### [PAGE EXTRACT]
● ● ● ● ●

Baltimore Youth Advocates Reflect On Lessons Learned From Deaths Of George Floyd, Breonna Taylor And BLM Movement
BALTIMORE (WJZ) -- While COVID-19 dominated the headlines in 2020, Americans also experienced a racial reckoning of sorts.
Events like the deaths of George Floyd and Breonna Taylor forced people across the country to recognize racial injustices and fight to break down barriers.
In the beginning, there was hope for 2020.
"It was #2020Vision because so many great things were going to be happening," youth advocate Ericka Alston Buck said.
George Floyd's death in Minneapolis in May, however, exposed America's lingering wound.
"The year brought to the forefront things we already understood that was happening, so racial inequity," Adam Jackson, the CEO of Leaders of a Beautiful Struggle, said.
Video of Officer Derek Chauvin kneeling on Floyd's neck sparked outrage and protests nationwide and even internationally, including in Baltimore.
WJZ asked Alston Buck and Jackson what it was about that video that made people pay attention.
"How that body in the ground wasn't valuable, how that wasn't a person. How the officer blatantly disregarded a human life," Alston Buck said. "... The impact of what we saw moved the crowd."
The protests stemming from outrage didn't come as a surprise to Jackson.
"What people saw was it was a magnified version of what's been happening around the country," he said.

● ● ● ● ●

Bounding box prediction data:
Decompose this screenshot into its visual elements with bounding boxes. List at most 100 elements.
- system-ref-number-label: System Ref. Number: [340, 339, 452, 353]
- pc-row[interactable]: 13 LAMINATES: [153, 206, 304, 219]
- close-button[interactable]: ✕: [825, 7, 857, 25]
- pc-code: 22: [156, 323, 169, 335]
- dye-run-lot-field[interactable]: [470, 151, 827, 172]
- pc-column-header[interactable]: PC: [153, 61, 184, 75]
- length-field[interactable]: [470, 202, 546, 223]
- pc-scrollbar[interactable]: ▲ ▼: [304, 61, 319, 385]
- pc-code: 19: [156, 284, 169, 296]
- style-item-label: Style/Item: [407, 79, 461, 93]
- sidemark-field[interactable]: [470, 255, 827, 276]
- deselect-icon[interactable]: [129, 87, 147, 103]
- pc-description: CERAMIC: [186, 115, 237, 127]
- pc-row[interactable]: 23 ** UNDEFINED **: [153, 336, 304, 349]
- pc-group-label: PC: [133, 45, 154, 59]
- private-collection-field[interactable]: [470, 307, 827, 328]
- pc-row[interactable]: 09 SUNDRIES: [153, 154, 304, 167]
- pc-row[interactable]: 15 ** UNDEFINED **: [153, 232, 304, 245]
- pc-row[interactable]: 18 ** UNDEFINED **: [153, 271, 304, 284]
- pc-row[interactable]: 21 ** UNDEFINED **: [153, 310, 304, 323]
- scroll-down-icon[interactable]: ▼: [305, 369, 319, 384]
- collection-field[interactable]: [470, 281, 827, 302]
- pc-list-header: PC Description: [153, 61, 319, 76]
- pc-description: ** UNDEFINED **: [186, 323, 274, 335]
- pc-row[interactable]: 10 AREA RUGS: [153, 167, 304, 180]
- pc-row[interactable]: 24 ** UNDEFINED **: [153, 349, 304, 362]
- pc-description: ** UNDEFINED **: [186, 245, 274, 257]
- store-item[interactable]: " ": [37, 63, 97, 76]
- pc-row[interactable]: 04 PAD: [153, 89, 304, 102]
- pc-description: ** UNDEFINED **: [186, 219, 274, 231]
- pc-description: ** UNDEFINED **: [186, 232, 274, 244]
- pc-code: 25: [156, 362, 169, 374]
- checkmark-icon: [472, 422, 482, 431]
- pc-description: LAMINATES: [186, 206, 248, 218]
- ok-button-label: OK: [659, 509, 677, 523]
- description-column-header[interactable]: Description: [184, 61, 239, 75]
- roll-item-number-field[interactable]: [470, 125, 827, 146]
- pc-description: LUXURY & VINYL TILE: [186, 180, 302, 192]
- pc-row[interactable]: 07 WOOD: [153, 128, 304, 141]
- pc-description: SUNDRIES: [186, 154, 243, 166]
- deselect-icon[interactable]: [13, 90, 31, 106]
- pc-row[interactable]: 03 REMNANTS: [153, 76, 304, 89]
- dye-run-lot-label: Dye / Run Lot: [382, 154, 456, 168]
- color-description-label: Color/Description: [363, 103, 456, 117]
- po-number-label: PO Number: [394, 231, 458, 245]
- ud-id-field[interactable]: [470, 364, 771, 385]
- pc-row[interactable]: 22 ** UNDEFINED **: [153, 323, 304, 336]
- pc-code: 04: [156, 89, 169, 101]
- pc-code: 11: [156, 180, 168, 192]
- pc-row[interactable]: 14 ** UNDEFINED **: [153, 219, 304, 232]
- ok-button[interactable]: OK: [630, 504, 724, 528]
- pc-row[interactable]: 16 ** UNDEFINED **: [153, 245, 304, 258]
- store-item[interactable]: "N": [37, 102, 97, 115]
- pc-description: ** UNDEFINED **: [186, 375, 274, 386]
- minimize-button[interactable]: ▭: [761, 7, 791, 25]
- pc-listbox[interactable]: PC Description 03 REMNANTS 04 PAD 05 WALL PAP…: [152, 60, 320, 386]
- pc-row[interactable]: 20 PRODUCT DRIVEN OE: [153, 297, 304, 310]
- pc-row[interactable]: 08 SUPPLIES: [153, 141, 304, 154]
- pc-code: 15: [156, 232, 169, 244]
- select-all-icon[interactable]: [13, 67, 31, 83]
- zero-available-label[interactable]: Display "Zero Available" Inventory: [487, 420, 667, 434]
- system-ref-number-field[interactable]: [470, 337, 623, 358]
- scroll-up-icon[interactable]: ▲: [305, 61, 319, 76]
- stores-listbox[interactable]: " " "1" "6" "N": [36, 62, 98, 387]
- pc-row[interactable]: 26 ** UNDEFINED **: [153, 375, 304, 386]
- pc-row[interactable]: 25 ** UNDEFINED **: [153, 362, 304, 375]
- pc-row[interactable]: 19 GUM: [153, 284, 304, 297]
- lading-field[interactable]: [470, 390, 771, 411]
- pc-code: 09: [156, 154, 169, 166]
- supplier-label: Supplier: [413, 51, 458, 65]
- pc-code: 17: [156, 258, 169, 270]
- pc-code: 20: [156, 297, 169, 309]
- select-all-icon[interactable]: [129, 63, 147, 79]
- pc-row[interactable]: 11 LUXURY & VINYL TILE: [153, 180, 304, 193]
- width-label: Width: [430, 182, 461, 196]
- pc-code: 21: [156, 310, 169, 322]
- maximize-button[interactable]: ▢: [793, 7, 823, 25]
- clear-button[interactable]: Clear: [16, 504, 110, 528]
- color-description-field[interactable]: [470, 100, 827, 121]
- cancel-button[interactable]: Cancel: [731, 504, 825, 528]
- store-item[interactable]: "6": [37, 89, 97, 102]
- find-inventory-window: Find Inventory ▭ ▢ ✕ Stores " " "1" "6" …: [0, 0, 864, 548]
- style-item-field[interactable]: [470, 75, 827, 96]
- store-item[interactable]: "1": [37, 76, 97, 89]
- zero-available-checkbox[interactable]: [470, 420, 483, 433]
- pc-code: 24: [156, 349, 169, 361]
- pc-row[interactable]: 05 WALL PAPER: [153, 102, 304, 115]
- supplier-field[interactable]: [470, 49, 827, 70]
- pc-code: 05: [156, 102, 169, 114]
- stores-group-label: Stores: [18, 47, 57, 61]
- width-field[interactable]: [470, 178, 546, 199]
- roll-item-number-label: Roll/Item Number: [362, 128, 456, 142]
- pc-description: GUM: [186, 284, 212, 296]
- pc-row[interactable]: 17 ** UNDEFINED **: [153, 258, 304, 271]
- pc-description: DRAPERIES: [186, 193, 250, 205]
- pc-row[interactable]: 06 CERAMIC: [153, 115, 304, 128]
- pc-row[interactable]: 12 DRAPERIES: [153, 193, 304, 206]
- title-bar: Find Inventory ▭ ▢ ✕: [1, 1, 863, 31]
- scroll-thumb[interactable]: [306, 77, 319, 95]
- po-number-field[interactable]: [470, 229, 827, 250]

● ● ● ● ●

### [THE PROBLEM]
Reproduce verbatim the stretch of the news article from "George Floyd's death" through "including in Baltimore.".

### [SOLUTION TO THIS EXERCISE]
George Floyd's death in Minneapolis in May, however, exposed America's lingering wound.
"The year brought to the forefront things we already understood that was happening, so racial inequity," Adam Jackson, the CEO of Leaders of a Beautiful Struggle, said.
Video of Officer Derek Chauvin kneeling on Floyd's neck sparked outrage and protests nationwide and even internationally, including in Baltimore.